Problem description -> Each line of the data below that carries the word "BtPrax" needs to be copied.

Stored dataset items ->
+ + + +

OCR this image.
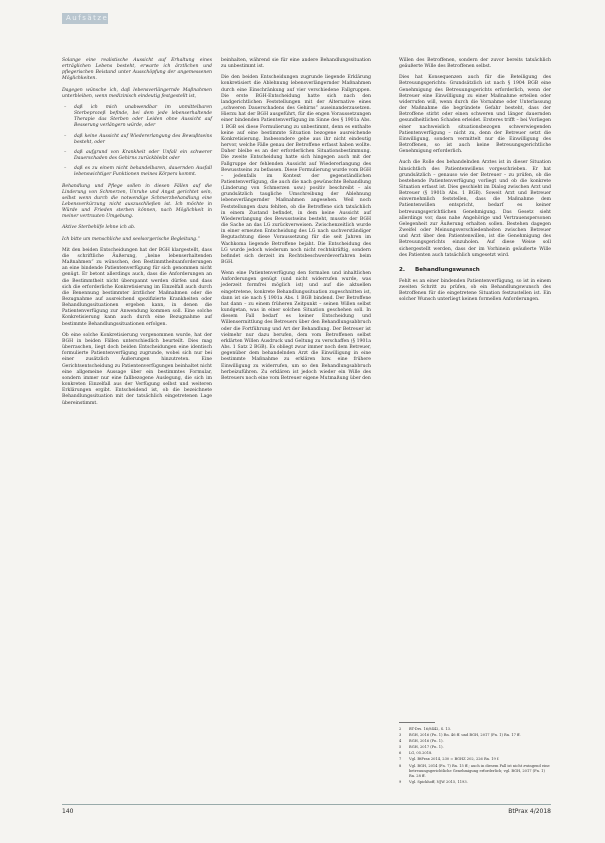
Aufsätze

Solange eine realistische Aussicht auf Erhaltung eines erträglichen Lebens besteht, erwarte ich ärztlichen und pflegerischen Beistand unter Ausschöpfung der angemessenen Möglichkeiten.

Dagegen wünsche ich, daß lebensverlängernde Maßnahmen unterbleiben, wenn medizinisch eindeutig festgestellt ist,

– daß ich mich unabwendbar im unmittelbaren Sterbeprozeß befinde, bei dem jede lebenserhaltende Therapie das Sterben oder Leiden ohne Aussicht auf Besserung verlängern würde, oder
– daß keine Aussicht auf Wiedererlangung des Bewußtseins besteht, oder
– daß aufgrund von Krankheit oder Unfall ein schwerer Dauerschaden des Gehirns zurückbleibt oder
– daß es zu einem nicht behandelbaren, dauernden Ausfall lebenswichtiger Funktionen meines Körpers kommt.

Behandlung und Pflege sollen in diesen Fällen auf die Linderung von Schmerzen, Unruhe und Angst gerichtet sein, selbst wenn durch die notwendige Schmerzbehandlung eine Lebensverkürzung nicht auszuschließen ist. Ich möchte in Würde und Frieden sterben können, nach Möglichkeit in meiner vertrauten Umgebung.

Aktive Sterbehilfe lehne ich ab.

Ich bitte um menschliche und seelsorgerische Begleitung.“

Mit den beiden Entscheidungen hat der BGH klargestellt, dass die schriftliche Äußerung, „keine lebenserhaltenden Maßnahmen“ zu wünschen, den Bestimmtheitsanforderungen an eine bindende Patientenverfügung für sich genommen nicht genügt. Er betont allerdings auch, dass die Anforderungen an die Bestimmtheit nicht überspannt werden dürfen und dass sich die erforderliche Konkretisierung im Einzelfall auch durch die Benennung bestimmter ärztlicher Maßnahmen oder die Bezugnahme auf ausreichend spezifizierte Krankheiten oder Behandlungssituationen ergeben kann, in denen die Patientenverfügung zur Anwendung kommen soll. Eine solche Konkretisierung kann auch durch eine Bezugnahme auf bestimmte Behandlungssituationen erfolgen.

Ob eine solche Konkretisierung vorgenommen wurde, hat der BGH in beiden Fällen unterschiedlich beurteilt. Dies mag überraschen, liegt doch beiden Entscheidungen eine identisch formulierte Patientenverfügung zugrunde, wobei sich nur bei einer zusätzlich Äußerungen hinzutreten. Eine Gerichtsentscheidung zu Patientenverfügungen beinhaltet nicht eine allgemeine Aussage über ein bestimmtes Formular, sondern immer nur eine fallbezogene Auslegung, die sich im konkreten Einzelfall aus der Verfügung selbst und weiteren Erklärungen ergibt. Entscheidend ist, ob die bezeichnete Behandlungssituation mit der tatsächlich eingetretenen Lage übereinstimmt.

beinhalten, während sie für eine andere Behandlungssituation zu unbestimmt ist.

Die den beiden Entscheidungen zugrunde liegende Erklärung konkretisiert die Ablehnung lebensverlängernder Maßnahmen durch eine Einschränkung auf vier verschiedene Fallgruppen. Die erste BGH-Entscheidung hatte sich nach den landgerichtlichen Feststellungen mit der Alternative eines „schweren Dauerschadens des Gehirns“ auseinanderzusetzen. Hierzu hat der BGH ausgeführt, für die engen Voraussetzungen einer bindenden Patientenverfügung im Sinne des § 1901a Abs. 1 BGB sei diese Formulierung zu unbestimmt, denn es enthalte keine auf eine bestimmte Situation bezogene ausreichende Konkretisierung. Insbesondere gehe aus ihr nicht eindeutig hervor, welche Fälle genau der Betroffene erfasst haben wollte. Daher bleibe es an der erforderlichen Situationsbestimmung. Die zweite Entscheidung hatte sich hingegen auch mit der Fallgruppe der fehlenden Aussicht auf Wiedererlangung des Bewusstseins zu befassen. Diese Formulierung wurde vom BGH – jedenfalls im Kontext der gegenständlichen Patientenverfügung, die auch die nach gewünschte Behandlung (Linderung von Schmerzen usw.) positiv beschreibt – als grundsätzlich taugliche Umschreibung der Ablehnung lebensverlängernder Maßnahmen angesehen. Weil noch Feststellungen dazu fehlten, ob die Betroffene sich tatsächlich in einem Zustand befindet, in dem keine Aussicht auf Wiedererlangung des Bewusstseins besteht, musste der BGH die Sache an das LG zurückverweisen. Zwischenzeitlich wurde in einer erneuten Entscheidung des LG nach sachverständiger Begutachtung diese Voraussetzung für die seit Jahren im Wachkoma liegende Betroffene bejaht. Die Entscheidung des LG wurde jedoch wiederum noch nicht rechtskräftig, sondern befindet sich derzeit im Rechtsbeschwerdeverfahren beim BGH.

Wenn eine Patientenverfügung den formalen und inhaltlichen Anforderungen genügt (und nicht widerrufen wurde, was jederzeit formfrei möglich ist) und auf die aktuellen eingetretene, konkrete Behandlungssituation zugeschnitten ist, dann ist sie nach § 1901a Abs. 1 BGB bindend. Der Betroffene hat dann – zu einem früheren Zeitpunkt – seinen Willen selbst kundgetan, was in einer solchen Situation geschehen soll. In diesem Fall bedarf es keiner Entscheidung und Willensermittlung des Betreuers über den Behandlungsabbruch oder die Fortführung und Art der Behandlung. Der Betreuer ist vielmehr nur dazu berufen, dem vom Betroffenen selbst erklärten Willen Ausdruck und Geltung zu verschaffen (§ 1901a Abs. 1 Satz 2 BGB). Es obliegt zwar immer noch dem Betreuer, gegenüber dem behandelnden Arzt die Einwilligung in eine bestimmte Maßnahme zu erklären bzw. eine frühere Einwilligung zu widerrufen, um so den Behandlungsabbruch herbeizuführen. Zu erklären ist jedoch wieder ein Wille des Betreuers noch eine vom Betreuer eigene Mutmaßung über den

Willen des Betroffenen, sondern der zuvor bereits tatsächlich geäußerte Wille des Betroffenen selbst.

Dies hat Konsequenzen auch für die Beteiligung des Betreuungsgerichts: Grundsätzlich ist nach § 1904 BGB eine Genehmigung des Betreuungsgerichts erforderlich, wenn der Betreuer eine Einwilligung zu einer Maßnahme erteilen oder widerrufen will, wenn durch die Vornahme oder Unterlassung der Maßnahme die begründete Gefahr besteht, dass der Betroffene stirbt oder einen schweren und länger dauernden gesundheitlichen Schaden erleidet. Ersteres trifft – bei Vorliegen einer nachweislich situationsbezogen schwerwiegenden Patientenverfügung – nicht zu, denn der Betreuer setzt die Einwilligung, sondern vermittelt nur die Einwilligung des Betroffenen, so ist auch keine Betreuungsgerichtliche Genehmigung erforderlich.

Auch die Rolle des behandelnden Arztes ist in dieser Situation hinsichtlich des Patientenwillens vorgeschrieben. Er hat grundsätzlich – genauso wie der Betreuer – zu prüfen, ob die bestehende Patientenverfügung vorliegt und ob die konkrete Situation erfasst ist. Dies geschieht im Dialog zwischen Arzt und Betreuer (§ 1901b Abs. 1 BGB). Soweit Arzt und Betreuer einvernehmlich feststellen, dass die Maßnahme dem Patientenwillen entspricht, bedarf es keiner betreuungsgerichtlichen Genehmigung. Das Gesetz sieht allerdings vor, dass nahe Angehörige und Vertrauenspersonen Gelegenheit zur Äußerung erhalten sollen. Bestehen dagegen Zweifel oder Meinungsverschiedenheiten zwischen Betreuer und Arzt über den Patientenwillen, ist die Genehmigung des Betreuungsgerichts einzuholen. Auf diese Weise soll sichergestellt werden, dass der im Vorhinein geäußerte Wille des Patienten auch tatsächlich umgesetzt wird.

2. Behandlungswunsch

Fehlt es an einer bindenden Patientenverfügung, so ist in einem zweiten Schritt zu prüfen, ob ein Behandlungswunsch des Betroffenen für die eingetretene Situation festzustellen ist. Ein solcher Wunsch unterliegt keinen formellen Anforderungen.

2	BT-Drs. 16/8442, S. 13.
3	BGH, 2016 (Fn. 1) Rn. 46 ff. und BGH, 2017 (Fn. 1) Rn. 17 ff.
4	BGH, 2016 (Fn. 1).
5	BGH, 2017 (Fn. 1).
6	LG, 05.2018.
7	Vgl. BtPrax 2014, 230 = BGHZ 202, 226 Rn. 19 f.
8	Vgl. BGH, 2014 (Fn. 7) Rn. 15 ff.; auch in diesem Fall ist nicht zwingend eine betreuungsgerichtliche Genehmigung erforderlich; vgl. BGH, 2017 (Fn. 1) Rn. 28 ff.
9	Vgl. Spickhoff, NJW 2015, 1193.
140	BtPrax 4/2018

+ + + +

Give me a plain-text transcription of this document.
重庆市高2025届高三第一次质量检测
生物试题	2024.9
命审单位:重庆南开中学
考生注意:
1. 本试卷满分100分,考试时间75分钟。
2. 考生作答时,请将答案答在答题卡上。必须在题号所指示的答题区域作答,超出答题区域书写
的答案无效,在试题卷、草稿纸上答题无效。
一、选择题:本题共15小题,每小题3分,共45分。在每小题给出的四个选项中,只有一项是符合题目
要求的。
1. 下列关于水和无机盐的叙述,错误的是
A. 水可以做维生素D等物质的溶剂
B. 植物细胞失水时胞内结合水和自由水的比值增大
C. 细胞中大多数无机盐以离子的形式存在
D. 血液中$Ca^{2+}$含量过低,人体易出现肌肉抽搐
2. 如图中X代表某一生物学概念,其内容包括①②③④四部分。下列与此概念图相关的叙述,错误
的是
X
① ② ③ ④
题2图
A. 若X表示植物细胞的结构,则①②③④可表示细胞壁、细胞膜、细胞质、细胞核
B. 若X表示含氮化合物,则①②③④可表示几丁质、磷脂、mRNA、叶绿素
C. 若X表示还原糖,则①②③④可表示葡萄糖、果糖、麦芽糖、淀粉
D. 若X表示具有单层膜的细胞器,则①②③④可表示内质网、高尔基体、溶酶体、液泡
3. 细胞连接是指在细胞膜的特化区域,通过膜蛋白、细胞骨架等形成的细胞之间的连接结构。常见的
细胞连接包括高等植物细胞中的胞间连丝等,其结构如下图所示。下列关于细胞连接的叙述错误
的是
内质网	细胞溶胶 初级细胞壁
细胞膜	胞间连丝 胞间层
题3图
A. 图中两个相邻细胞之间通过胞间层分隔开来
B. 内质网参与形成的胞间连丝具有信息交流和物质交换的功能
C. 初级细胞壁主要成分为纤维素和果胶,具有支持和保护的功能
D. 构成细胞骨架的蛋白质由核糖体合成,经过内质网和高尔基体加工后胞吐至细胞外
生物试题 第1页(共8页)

+ + + +

Your solution ->
7	Vgl. BtPrax 2014, 230 = BGHZ 202, 226 Rn. 19 f.
140	BtPrax 4/2018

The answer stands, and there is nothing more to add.